* **REQUIREMENT**
Each record below must be returned exactly as shown.

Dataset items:

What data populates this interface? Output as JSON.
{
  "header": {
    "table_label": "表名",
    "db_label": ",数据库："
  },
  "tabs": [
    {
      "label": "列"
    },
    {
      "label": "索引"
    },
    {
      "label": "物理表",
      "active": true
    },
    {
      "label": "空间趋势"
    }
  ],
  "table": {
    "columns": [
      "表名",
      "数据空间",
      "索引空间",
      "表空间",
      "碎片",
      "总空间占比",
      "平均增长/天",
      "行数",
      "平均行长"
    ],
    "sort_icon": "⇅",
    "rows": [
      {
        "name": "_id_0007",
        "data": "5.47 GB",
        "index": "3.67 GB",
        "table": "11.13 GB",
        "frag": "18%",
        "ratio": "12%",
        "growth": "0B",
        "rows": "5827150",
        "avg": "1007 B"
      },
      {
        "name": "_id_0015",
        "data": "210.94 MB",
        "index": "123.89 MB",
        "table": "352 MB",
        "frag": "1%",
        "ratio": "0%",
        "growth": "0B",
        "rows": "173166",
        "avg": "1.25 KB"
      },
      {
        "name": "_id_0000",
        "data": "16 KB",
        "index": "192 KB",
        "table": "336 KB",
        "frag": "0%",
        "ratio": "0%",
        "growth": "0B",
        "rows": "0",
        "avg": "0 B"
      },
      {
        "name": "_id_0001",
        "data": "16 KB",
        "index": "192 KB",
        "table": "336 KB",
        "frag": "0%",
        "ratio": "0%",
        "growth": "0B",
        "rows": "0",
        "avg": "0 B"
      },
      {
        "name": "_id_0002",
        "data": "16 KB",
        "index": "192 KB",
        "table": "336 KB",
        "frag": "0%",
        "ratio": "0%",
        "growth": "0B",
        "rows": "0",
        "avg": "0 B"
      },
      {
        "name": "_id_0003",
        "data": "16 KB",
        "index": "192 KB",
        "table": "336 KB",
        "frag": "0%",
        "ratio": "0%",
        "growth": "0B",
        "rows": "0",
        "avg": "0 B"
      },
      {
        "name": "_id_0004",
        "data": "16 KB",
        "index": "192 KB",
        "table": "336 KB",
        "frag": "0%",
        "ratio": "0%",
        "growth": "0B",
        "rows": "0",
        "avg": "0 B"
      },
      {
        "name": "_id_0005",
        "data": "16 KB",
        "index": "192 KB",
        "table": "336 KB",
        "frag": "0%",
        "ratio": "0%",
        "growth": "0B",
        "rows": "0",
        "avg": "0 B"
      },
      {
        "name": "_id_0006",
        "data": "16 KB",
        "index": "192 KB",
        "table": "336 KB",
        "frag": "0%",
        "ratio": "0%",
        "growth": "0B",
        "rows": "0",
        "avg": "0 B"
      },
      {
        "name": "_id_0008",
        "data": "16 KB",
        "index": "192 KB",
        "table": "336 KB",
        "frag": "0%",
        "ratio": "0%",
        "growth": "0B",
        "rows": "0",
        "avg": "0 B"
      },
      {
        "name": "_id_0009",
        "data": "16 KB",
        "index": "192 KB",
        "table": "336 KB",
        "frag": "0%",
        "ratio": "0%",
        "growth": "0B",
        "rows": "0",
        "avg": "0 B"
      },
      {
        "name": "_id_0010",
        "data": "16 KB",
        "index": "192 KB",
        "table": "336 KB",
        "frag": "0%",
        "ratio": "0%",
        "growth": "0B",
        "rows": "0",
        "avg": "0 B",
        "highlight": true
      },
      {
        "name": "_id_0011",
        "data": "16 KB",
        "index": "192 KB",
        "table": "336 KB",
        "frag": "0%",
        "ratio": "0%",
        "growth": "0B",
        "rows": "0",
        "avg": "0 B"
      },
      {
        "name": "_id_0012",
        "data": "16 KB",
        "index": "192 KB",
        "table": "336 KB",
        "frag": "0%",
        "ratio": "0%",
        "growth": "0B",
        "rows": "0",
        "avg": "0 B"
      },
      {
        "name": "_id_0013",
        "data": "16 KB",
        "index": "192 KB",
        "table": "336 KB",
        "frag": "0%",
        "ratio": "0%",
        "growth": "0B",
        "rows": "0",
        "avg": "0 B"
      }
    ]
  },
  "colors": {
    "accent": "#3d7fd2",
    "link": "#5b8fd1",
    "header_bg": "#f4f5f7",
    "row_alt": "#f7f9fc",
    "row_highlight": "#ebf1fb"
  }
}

* **EXPECTED ANSWER**
What data populates this interface? Output as JSON.
{
  "header": {
    "table_label": "表名",
    "db_label": ",数据库："
  },
  "tabs": [
    {
      "label": "列"
    },
    {
      "label": "索引"
    },
    {
      "label": "物理表",
      "active": true
    },
    {
      "label": "空间趋势"
    }
  ],
  "table": {
    "columns": [
      "表名",
      "数据空间",
      "索引空间",
      "表空间",
      "碎片",
      "总空间占比",
      "平均增长/天",
      "行数",
      "平均行长"
    ],
    "sort_icon": "⇅",
    "rows": [
      {
        "name": "_id_0007",
        "data": "5.47 GB",
        "index": "3.67 GB",
        "table": "11.13 GB",
        "frag": "18%",
        "ratio": "12%",
        "growth": "0B",
        "rows": "5827150",
        "avg": "1007 B"
      },
      {
        "name": "_id_0015",
        "data": "210.94 MB",
        "index": "123.89 MB",
        "table": "352 MB",
        "frag": "1%",
        "ratio": "0%",
        "growth": "0B",
        "rows": "173166",
        "avg": "1.25 KB"
      },
      {
        "name": "_id_0000",
        "data": "16 KB",
        "index": "192 KB",
        "table": "336 KB",
        "frag": "0%",
        "ratio": "0%",
        "growth": "0B",
        "rows": "0",
        "avg": "0 B"
      },
      {
        "name": "_id_0001",
        "data": "16 KB",
        "index": "192 KB",
        "table": "336 KB",
        "frag": "0%",
        "ratio": "0%",
        "growth": "0B",
        "rows": "0",
        "avg": "0 B"
      },
      {
        "name": "_id_0002",
        "data": "16 KB",
        "index": "192 KB",
        "table": "336 KB",
        "frag": "0%",
        "ratio": "0%",
        "growth": "0B",
        "rows": "0",
        "avg": "0 B"
      },
      {
        "name": "_id_0003",
        "data": "16 KB",
        "index": "192 KB",
        "table": "336 KB",
        "frag": "0%",
        "ratio": "0%",
        "growth": "0B",
        "rows": "0",
        "avg": "0 B"
      },
      {
        "name": "_id_0004",
        "data": "16 KB",
        "index": "192 KB",
        "table": "336 KB",
        "frag": "0%",
        "ratio": "0%",
        "growth": "0B",
        "rows": "0",
        "avg": "0 B"
      },
      {
        "name": "_id_0005",
        "data": "16 KB",
        "index": "192 KB",
        "table": "336 KB",
        "frag": "0%",
        "ratio": "0%",
        "growth": "0B",
        "rows": "0",
        "avg": "0 B"
      },
      {
        "name": "_id_0006",
        "data": "16 KB",
        "index": "192 KB",
        "table": "336 KB",
        "frag": "0%",
        "ratio": "0%",
        "growth": "0B",
        "rows": "0",
        "avg": "0 B"
      },
      {
        "name": "_id_0008",
        "data": "16 KB",
        "index": "192 KB",
        "table": "336 KB",
        "frag": "0%",
        "ratio": "0%",
        "growth": "0B",
        "rows": "0",
        "avg": "0 B"
      },
      {
        "name": "_id_0009",
        "data": "16 KB",
        "index": "192 KB",
        "table": "336 KB",
        "frag": "0%",
        "ratio": "0%",
        "growth": "0B",
        "rows": "0",
        "avg": "0 B"
      },
      {
        "name": "_id_0010",
        "data": "16 KB",
        "index": "192 KB",
        "table": "336 KB",
        "frag": "0%",
        "ratio": "0%",
        "growth": "0B",
        "rows": "0",
        "avg": "0 B",
        "highlight": true
      },
      {
        "name": "_id_0011",
        "data": "16 KB",
        "index": "192 KB",
        "table": "336 KB",
        "frag": "0%",
        "ratio": "0%",
        "growth": "0B",
        "rows": "0",
        "avg": "0 B"
      },
      {
        "name": "_id_0012",
        "data": "16 KB",
        "index": "192 KB",
        "table": "336 KB",
        "frag": "0%",
        "ratio": "0%",
        "growth": "0B",
        "rows": "0",
        "avg": "0 B"
      },
      {
        "name": "_id_0013",
        "data": "16 KB",
        "index": "192 KB",
        "table": "336 KB",
        "frag": "0%",
        "ratio": "0%",
        "growth": "0B",
        "rows": "0",
        "avg": "0 B"
      }
    ]
  },
  "colors": {
    "accent": "#3d7fd2",
    "link": "#5b8fd1",
    "header_bg": "#f4f5f7",
    "row_alt": "#f7f9fc",
    "row_highlight": "#ebf1fb"
  }
}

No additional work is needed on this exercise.